Report how many lines of these entries hold the string "under"; reply with the number alone.
-- BEGIN --
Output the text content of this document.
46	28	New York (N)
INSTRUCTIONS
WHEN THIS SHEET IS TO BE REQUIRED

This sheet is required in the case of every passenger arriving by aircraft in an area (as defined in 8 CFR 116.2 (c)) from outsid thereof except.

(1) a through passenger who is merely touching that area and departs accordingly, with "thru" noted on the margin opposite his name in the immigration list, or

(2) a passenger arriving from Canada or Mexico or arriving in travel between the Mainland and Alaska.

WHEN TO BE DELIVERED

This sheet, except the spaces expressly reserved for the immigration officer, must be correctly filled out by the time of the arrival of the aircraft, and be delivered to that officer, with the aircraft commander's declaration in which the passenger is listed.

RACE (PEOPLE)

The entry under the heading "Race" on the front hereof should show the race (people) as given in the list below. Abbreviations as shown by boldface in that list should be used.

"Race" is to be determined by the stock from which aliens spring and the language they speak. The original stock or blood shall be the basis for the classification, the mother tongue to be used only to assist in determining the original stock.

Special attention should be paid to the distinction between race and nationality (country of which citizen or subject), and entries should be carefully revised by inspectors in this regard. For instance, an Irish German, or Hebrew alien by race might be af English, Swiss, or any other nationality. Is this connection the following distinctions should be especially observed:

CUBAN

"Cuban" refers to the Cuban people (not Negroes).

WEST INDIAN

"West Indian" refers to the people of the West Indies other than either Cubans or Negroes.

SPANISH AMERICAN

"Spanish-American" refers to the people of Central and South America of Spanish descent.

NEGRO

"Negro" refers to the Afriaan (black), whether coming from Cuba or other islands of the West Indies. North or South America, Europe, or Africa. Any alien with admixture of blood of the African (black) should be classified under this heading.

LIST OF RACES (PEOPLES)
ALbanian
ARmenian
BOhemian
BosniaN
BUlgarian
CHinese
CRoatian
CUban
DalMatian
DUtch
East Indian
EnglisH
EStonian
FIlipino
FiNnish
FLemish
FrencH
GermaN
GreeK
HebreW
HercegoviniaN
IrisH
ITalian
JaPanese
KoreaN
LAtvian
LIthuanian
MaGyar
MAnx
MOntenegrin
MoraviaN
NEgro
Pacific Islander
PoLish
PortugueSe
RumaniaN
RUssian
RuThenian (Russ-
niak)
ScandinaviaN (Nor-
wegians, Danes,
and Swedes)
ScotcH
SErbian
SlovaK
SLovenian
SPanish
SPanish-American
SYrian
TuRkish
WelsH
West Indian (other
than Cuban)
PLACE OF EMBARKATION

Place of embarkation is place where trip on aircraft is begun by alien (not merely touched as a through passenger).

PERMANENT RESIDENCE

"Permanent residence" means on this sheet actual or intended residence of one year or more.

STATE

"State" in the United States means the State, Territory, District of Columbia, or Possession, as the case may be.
-- END --
**OUTPUT OF THE EXERCISE:** 2